Excerpted records:
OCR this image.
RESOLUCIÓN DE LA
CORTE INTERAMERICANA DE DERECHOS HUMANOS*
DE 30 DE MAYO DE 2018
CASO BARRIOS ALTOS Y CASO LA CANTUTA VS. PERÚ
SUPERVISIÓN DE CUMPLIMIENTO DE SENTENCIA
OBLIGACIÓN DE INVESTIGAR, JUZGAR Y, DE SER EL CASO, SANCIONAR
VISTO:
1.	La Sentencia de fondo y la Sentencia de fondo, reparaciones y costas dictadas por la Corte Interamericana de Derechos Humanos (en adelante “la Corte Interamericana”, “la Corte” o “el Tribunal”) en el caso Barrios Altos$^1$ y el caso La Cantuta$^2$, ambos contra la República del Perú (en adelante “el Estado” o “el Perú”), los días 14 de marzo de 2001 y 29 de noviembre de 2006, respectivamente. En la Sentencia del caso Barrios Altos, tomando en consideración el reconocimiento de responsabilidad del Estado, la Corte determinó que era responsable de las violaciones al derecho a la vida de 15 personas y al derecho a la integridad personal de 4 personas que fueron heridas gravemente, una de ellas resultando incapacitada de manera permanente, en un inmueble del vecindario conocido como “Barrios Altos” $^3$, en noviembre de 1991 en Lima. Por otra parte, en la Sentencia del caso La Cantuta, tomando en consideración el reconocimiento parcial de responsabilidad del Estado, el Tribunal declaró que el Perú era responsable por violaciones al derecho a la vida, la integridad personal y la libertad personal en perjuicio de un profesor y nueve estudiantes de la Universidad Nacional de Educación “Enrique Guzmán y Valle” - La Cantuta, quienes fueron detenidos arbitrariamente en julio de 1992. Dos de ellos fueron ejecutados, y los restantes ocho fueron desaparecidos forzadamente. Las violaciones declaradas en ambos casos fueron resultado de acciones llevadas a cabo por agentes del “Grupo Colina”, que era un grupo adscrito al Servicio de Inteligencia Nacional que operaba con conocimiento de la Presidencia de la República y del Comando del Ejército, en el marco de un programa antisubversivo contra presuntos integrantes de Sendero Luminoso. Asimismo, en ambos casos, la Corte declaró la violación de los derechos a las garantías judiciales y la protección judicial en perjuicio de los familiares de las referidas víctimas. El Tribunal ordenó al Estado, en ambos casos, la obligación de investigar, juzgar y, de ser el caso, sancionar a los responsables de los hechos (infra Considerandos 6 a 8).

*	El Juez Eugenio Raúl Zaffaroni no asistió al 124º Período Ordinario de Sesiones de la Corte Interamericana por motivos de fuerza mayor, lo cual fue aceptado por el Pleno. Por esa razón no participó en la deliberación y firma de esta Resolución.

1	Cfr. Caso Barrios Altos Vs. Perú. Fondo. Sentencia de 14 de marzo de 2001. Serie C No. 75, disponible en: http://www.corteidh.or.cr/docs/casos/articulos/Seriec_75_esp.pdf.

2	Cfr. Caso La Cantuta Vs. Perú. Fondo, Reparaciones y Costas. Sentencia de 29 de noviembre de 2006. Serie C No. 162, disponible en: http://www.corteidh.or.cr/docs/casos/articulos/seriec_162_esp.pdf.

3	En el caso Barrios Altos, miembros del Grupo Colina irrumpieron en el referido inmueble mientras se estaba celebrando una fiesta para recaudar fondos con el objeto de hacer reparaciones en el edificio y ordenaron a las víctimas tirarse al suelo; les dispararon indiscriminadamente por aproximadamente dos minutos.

Goal: Retype the entries one by one, exactly.

Completed exercise:
OCR this image.
RESOLUCIÓN DE LA
CORTE INTERAMERICANA DE DERECHOS HUMANOS*
DE 30 DE MAYO DE 2018
CASO BARRIOS ALTOS Y CASO LA CANTUTA VS. PERÚ
SUPERVISIÓN DE CUMPLIMIENTO DE SENTENCIA
OBLIGACIÓN DE INVESTIGAR, JUZGAR Y, DE SER EL CASO, SANCIONAR
VISTO:
1.	La Sentencia de fondo y la Sentencia de fondo, reparaciones y costas dictadas por la Corte Interamericana de Derechos Humanos (en adelante “la Corte Interamericana”, “la Corte” o “el Tribunal”) en el caso Barrios Altos$^1$ y el caso La Cantuta$^2$, ambos contra la República del Perú (en adelante “el Estado” o “el Perú”), los días 14 de marzo de 2001 y 29 de noviembre de 2006, respectivamente. En la Sentencia del caso Barrios Altos, tomando en consideración el reconocimiento de responsabilidad del Estado, la Corte determinó que era responsable de las violaciones al derecho a la vida de 15 personas y al derecho a la integridad personal de 4 personas que fueron heridas gravemente, una de ellas resultando incapacitada de manera permanente, en un inmueble del vecindario conocido como “Barrios Altos” $^3$, en noviembre de 1991 en Lima. Por otra parte, en la Sentencia del caso La Cantuta, tomando en consideración el reconocimiento parcial de responsabilidad del Estado, el Tribunal declaró que el Perú era responsable por violaciones al derecho a la vida, la integridad personal y la libertad personal en perjuicio de un profesor y nueve estudiantes de la Universidad Nacional de Educación “Enrique Guzmán y Valle” - La Cantuta, quienes fueron detenidos arbitrariamente en julio de 1992. Dos de ellos fueron ejecutados, y los restantes ocho fueron desaparecidos forzadamente. Las violaciones declaradas en ambos casos fueron resultado de acciones llevadas a cabo por agentes del “Grupo Colina”, que era un grupo adscrito al Servicio de Inteligencia Nacional que operaba con conocimiento de la Presidencia de la República y del Comando del Ejército, en el marco de un programa antisubversivo contra presuntos integrantes de Sendero Luminoso. Asimismo, en ambos casos, la Corte declaró la violación de los derechos a las garantías judiciales y la protección judicial en perjuicio de los familiares de las referidas víctimas. El Tribunal ordenó al Estado, en ambos casos, la obligación de investigar, juzgar y, de ser el caso, sancionar a los responsables de los hechos (infra Considerandos 6 a 8).

*	El Juez Eugenio Raúl Zaffaroni no asistió al 124º Período Ordinario de Sesiones de la Corte Interamericana por motivos de fuerza mayor, lo cual fue aceptado por el Pleno. Por esa razón no participó en la deliberación y firma de esta Resolución.

1	Cfr. Caso Barrios Altos Vs. Perú. Fondo. Sentencia de 14 de marzo de 2001. Serie C No. 75, disponible en: http://www.corteidh.or.cr/docs/casos/articulos/Seriec_75_esp.pdf.

2	Cfr. Caso La Cantuta Vs. Perú. Fondo, Reparaciones y Costas. Sentencia de 29 de noviembre de 2006. Serie C No. 162, disponible en: http://www.corteidh.or.cr/docs/casos/articulos/seriec_162_esp.pdf.

3	En el caso Barrios Altos, miembros del Grupo Colina irrumpieron en el referido inmueble mientras se estaba celebrando una fiesta para recaudar fondos con el objeto de hacer reparaciones en el edificio y ordenaron a las víctimas tirarse al suelo; les dispararon indiscriminadamente por aproximadamente dos minutos.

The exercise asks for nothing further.